For each line below that includes the word "name", make a copy.

* * * * * * *

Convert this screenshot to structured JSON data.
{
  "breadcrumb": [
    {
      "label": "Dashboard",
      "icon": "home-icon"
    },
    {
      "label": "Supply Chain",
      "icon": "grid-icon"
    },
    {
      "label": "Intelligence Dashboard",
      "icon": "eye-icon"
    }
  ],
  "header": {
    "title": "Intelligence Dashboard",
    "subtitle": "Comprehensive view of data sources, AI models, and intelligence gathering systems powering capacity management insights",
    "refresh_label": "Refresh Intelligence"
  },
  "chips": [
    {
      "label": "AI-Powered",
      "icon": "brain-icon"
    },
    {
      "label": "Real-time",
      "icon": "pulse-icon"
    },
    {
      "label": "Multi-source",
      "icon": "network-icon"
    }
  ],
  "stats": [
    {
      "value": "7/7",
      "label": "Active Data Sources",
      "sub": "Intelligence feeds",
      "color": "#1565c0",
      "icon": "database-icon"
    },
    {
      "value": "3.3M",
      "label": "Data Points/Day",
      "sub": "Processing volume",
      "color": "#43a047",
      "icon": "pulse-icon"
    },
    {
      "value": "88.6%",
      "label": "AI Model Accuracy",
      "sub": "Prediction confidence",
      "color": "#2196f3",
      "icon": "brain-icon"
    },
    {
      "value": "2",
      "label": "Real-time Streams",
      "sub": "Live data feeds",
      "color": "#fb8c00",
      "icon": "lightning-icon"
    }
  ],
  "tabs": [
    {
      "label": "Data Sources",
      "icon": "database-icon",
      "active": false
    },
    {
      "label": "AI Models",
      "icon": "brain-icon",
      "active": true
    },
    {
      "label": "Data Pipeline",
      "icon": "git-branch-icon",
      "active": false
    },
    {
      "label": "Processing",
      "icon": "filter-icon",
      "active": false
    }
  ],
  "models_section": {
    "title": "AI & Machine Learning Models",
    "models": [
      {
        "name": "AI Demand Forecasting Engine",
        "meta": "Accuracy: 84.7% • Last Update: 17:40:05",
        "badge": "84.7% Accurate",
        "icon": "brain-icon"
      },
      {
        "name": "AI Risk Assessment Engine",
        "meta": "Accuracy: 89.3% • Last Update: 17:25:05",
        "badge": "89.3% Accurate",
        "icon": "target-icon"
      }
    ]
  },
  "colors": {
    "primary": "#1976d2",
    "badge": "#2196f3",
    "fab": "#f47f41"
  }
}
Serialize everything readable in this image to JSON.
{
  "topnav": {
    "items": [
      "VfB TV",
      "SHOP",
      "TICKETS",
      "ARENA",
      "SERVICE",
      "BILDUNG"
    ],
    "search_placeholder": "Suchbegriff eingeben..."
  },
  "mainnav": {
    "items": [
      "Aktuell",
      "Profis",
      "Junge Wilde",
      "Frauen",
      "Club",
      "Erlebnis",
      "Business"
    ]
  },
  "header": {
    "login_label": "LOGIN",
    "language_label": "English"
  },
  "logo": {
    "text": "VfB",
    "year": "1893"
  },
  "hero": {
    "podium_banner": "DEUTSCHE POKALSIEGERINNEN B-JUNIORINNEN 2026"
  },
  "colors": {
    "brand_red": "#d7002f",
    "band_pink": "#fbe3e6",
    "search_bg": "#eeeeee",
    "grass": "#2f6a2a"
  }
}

* * * * * * *

Task result =
        "name": "AI Demand Forecasting Engine",
        "name": "AI Risk Assessment Engine",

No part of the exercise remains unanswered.